* **TASK STATEMENT**
Will you write out the data exactly, excluding every picture?

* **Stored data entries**

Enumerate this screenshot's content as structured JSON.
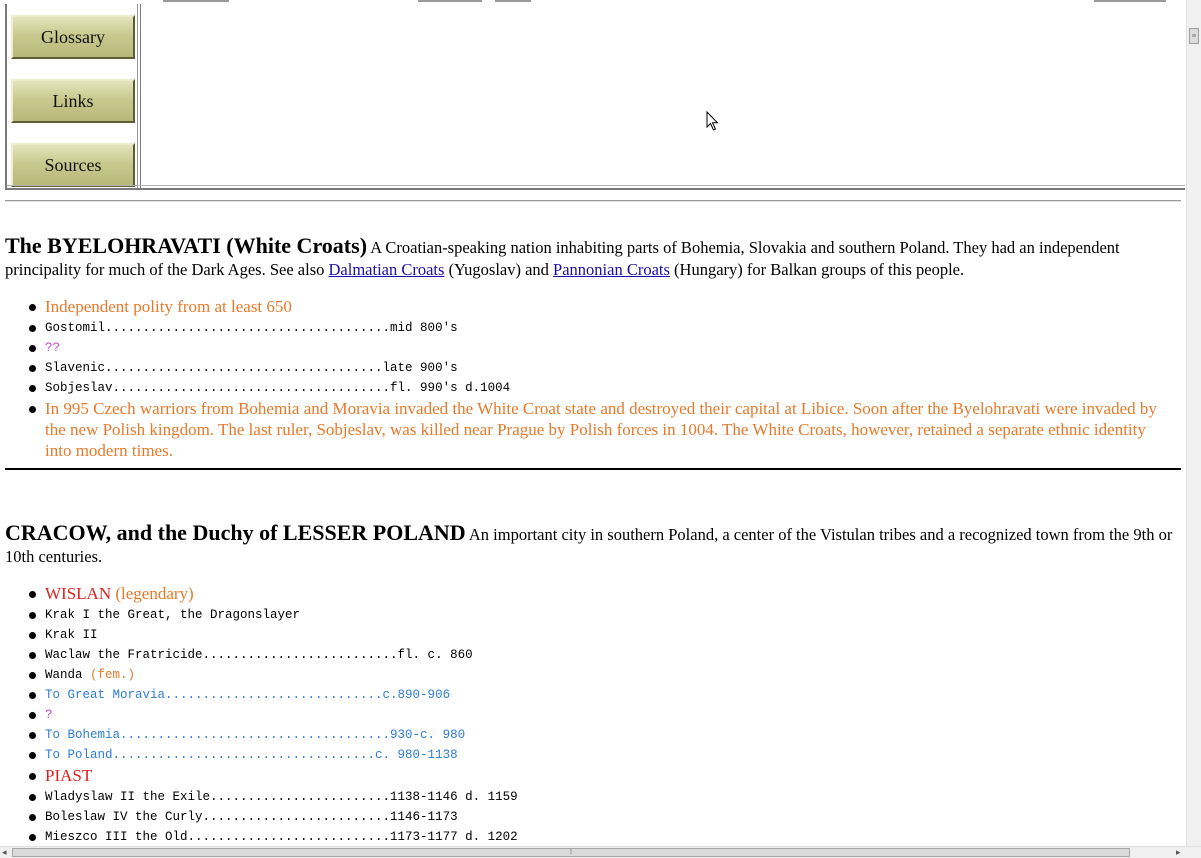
{
  "nav": {
    "buttons": [
      "Glossary",
      "Links",
      "Sources"
    ]
  },
  "sections": [
    {
      "title": "The BYELOHRAVATI (White Croats)",
      "intro_a": " A Croatian-speaking nation inhabiting parts of Bohemia, Slovakia and southern Poland. They had an independent principality for much of the Dark Ages. See also ",
      "link1": "Dalmatian Croats",
      "intro_b": " (Yugoslav) and ",
      "link2": "Pannonian Croats",
      "intro_c": " (Hungary) for Balkan groups of this people.",
      "items": [
        "Independent polity from at least 650",
        "Gostomil......................................mid 800's",
        "??",
        "Slavenic.....................................late 900's",
        "Sobjeslav.....................................fl. 990's d.1004",
        "In 995 Czech warriors from Bohemia and Moravia invaded the White Croat state and destroyed their capital at Libice. Soon after the Byelohravati were invaded by the new Polish kingdom. The last ruler, Sobjeslav, was killed near Prague by Polish forces in 1004. The White Croats, however, retained a separate ethnic identity into modern times."
      ]
    },
    {
      "title": "CRACOW, and the Duchy of LESSER POLAND",
      "intro": " An important city in southern Poland, a center of the Vistulan tribes and a recognized town from the 9th or 10th centuries.",
      "items": {
        "wislan": "WISLAN",
        "legendary": " (legendary)",
        "krak1": "Krak I the Great, the Dragonslayer",
        "krak2": "Krak II",
        "waclaw": "Waclaw the Fratricide..........................fl. c. 860",
        "wanda": "Wanda ",
        "wanda_fem": "(fem.)",
        "moravia": "To Great Moravia.............................c.890-906",
        "unknown": "?",
        "bohemia": "To Bohemia....................................930-c. 980",
        "poland": "To Poland...................................c. 980-1138",
        "piast": "PIAST",
        "wladyslaw": "Wladyslaw II the Exile........................1138-1146 d. 1159",
        "boleslaw": "Boleslaw IV the Curly.........................1146-1173",
        "mieszco": "Mieszco III the Old...........................1173-1177 d. 1202"
      }
    }
  ],
  "colors": {
    "orange": "#e8792a",
    "red": "#e02020",
    "blue": "#2e7dd6",
    "magenta": "#cc44cc",
    "button": "#c9c98f"
  },
  "icons": [
    "mouse-cursor-icon",
    "scrollbar-grip-icon",
    "scroll-left-arrow-icon",
    "scroll-right-arrow-icon"
  ]
}
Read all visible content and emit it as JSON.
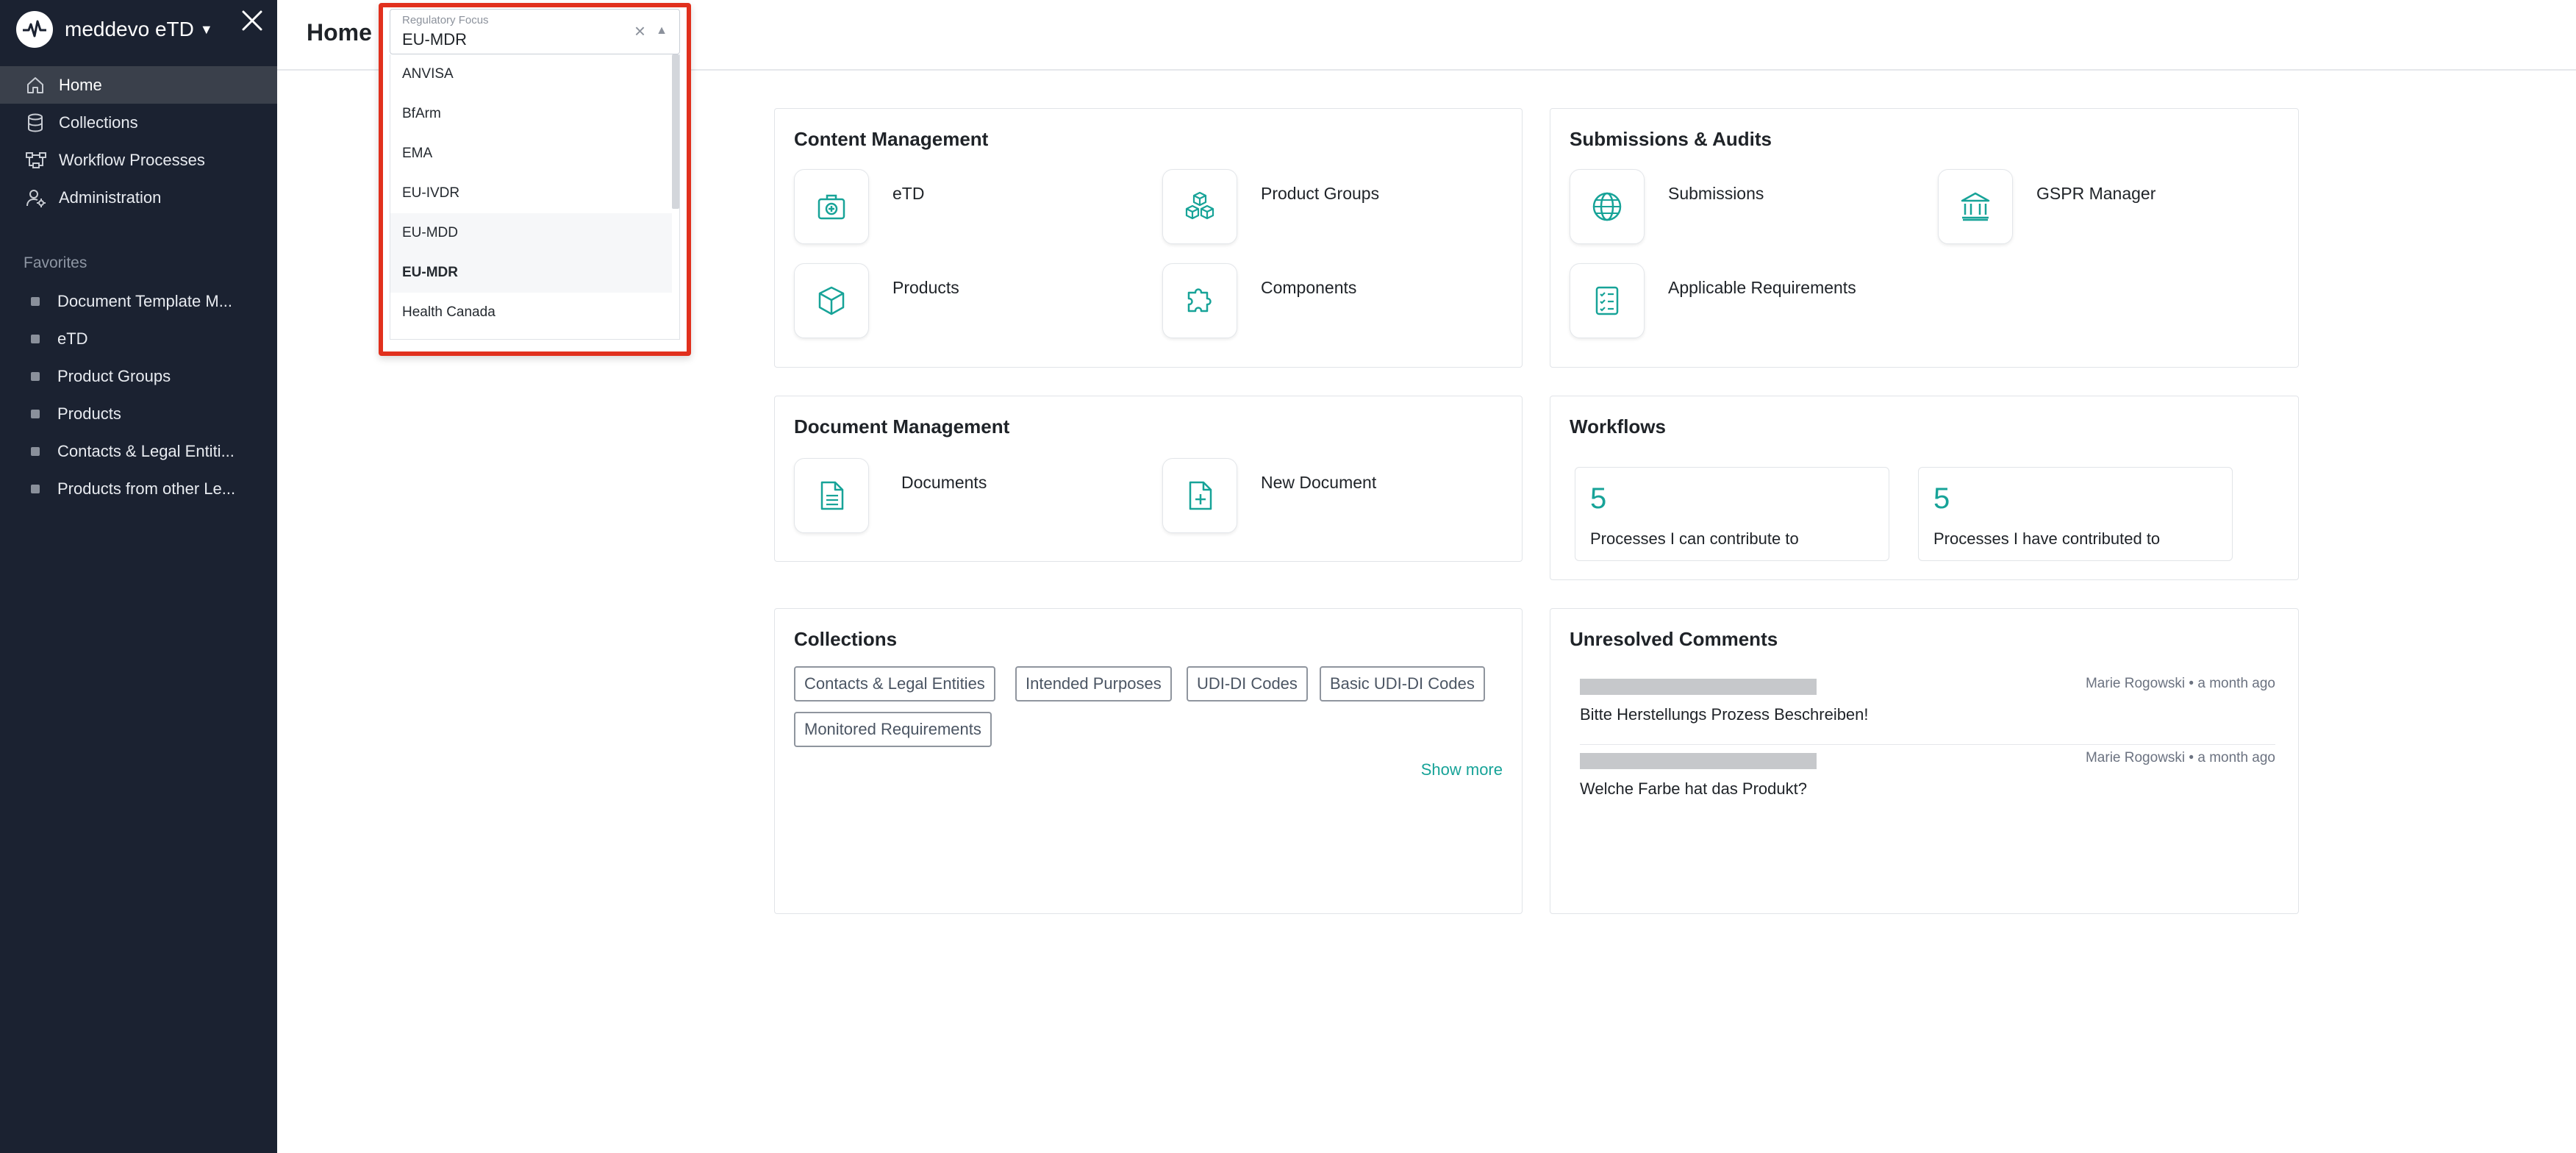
{
  "app": {
    "name": "meddevo eTD"
  },
  "sidebar": {
    "nav": [
      {
        "label": "Home",
        "icon": "home-icon",
        "active": true
      },
      {
        "label": "Collections",
        "icon": "database-icon",
        "active": false
      },
      {
        "label": "Workflow Processes",
        "icon": "workflow-icon",
        "active": false
      },
      {
        "label": "Administration",
        "icon": "user-gear-icon",
        "active": false
      }
    ],
    "favorites_title": "Favorites",
    "favorites": [
      "Document Template M...",
      "eTD",
      "Product Groups",
      "Products",
      "Contacts & Legal Entiti...",
      "Products from other Le..."
    ]
  },
  "header": {
    "title": "Home"
  },
  "regulatory_focus": {
    "label": "Regulatory Focus",
    "value": "EU-MDR",
    "options": [
      "ANVISA",
      "BfArm",
      "EMA",
      "EU-IVDR",
      "EU-MDD",
      "EU-MDR",
      "Health Canada"
    ],
    "hovered": "EU-MDD",
    "selected": "EU-MDR",
    "clear_symbol": "×",
    "caret_symbol": "▲"
  },
  "content_management": {
    "title": "Content Management",
    "tiles": [
      {
        "label": "eTD",
        "icon": "medical-kit-icon"
      },
      {
        "label": "Product Groups",
        "icon": "cubes-icon"
      },
      {
        "label": "Products",
        "icon": "cube-icon"
      },
      {
        "label": "Components",
        "icon": "puzzle-icon"
      }
    ]
  },
  "submissions_audits": {
    "title": "Submissions & Audits",
    "tiles": [
      {
        "label": "Submissions",
        "icon": "globe-icon"
      },
      {
        "label": "GSPR Manager",
        "icon": "bank-icon"
      },
      {
        "label": "Applicable Requirements",
        "icon": "checklist-icon"
      }
    ]
  },
  "document_management": {
    "title": "Document Management",
    "tiles": [
      {
        "label": "Documents",
        "icon": "document-icon"
      },
      {
        "label": "New Document",
        "icon": "document-add-icon"
      }
    ]
  },
  "workflows": {
    "title": "Workflows",
    "stats": [
      {
        "value": "5",
        "label": "Processes I can contribute to"
      },
      {
        "value": "5",
        "label": "Processes I have contributed to"
      }
    ]
  },
  "collections": {
    "title": "Collections",
    "chips": [
      "Contacts & Legal Entities",
      "Intended Purposes",
      "UDI-DI Codes",
      "Basic UDI-DI Codes",
      "Monitored Requirements"
    ],
    "show_more": "Show more"
  },
  "unresolved_comments": {
    "title": "Unresolved Comments",
    "items": [
      {
        "author": "Marie Rogowski",
        "time": "a month ago",
        "separator": "•",
        "text": "Bitte Herstellungs Prozess Beschreiben!"
      },
      {
        "author": "Marie Rogowski",
        "time": "a month ago",
        "separator": "•",
        "text": "Welche Farbe hat das Produkt?"
      }
    ]
  },
  "colors": {
    "accent": "#17a398",
    "sidebar_bg": "#1b2231",
    "highlight": "#e1301d"
  }
}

* **RESULT FOR THIS TASK**
Enumerate this screenshot's content as structured JSON.
{
  "nav": {
    "buttons": [
      "Glossary",
      "Links",
      "Sources"
    ]
  },
  "sections": [
    {
      "title": "The BYELOHRAVATI (White Croats)",
      "intro_a": " A Croatian-speaking nation inhabiting parts of Bohemia, Slovakia and southern Poland. They had an independent principality for much of the Dark Ages. See also ",
      "link1": "Dalmatian Croats",
      "intro_b": " (Yugoslav) and ",
      "link2": "Pannonian Croats",
      "intro_c": " (Hungary) for Balkan groups of this people.",
      "items": [
        "Independent polity from at least 650",
        "Gostomil......................................mid 800's",
        "??",
        "Slavenic.....................................late 900's",
        "Sobjeslav.....................................fl. 990's d.1004",
        "In 995 Czech warriors from Bohemia and Moravia invaded the White Croat state and destroyed their capital at Libice. Soon after the Byelohravati were invaded by the new Polish kingdom. The last ruler, Sobjeslav, was killed near Prague by Polish forces in 1004. The White Croats, however, retained a separate ethnic identity into modern times."
      ]
    },
    {
      "title": "CRACOW, and the Duchy of LESSER POLAND",
      "intro": " An important city in southern Poland, a center of the Vistulan tribes and a recognized town from the 9th or 10th centuries.",
      "items": {
        "wislan": "WISLAN",
        "legendary": " (legendary)",
        "krak1": "Krak I the Great, the Dragonslayer",
        "krak2": "Krak II",
        "waclaw": "Waclaw the Fratricide..........................fl. c. 860",
        "wanda": "Wanda ",
        "wanda_fem": "(fem.)",
        "moravia": "To Great Moravia.............................c.890-906",
        "unknown": "?",
        "bohemia": "To Bohemia....................................930-c. 980",
        "poland": "To Poland...................................c. 980-1138",
        "piast": "PIAST",
        "wladyslaw": "Wladyslaw II the Exile........................1138-1146 d. 1159",
        "boleslaw": "Boleslaw IV the Curly.........................1146-1173",
        "mieszco": "Mieszco III the Old...........................1173-1177 d. 1202"
      }
    }
  ],
  "colors": {
    "orange": "#e8792a",
    "red": "#e02020",
    "blue": "#2e7dd6",
    "magenta": "#cc44cc",
    "button": "#c9c98f"
  },
  "icons": [
    "mouse-cursor-icon",
    "scrollbar-grip-icon",
    "scroll-left-arrow-icon",
    "scroll-right-arrow-icon"
  ]
}
Read all visible content and emit it as JSON.
{
  "app": {
    "name": "meddevo eTD"
  },
  "sidebar": {
    "nav": [
      {
        "label": "Home",
        "icon": "home-icon",
        "active": true
      },
      {
        "label": "Collections",
        "icon": "database-icon",
        "active": false
      },
      {
        "label": "Workflow Processes",
        "icon": "workflow-icon",
        "active": false
      },
      {
        "label": "Administration",
        "icon": "user-gear-icon",
        "active": false
      }
    ],
    "favorites_title": "Favorites",
    "favorites": [
      "Document Template M...",
      "eTD",
      "Product Groups",
      "Products",
      "Contacts & Legal Entiti...",
      "Products from other Le..."
    ]
  },
  "header": {
    "title": "Home"
  },
  "regulatory_focus": {
    "label": "Regulatory Focus",
    "value": "EU-MDR",
    "options": [
      "ANVISA",
      "BfArm",
      "EMA",
      "EU-IVDR",
      "EU-MDD",
      "EU-MDR",
      "Health Canada"
    ],
    "hovered": "EU-MDD",
    "selected": "EU-MDR",
    "clear_symbol": "×",
    "caret_symbol": "▲"
  },
  "content_management": {
    "title": "Content Management",
    "tiles": [
      {
        "label": "eTD",
        "icon": "medical-kit-icon"
      },
      {
        "label": "Product Groups",
        "icon": "cubes-icon"
      },
      {
        "label": "Products",
        "icon": "cube-icon"
      },
      {
        "label": "Components",
        "icon": "puzzle-icon"
      }
    ]
  },
  "submissions_audits": {
    "title": "Submissions & Audits",
    "tiles": [
      {
        "label": "Submissions",
        "icon": "globe-icon"
      },
      {
        "label": "GSPR Manager",
        "icon": "bank-icon"
      },
      {
        "label": "Applicable Requirements",
        "icon": "checklist-icon"
      }
    ]
  },
  "document_management": {
    "title": "Document Management",
    "tiles": [
      {
        "label": "Documents",
        "icon": "document-icon"
      },
      {
        "label": "New Document",
        "icon": "document-add-icon"
      }
    ]
  },
  "workflows": {
    "title": "Workflows",
    "stats": [
      {
        "value": "5",
        "label": "Processes I can contribute to"
      },
      {
        "value": "5",
        "label": "Processes I have contributed to"
      }
    ]
  },
  "collections": {
    "title": "Collections",
    "chips": [
      "Contacts & Legal Entities",
      "Intended Purposes",
      "UDI-DI Codes",
      "Basic UDI-DI Codes",
      "Monitored Requirements"
    ],
    "show_more": "Show more"
  },
  "unresolved_comments": {
    "title": "Unresolved Comments",
    "items": [
      {
        "author": "Marie Rogowski",
        "time": "a month ago",
        "separator": "•",
        "text": "Bitte Herstellungs Prozess Beschreiben!"
      },
      {
        "author": "Marie Rogowski",
        "time": "a month ago",
        "separator": "•",
        "text": "Welche Farbe hat das Produkt?"
      }
    ]
  },
  "colors": {
    "accent": "#17a398",
    "sidebar_bg": "#1b2231",
    "highlight": "#e1301d"
  }
}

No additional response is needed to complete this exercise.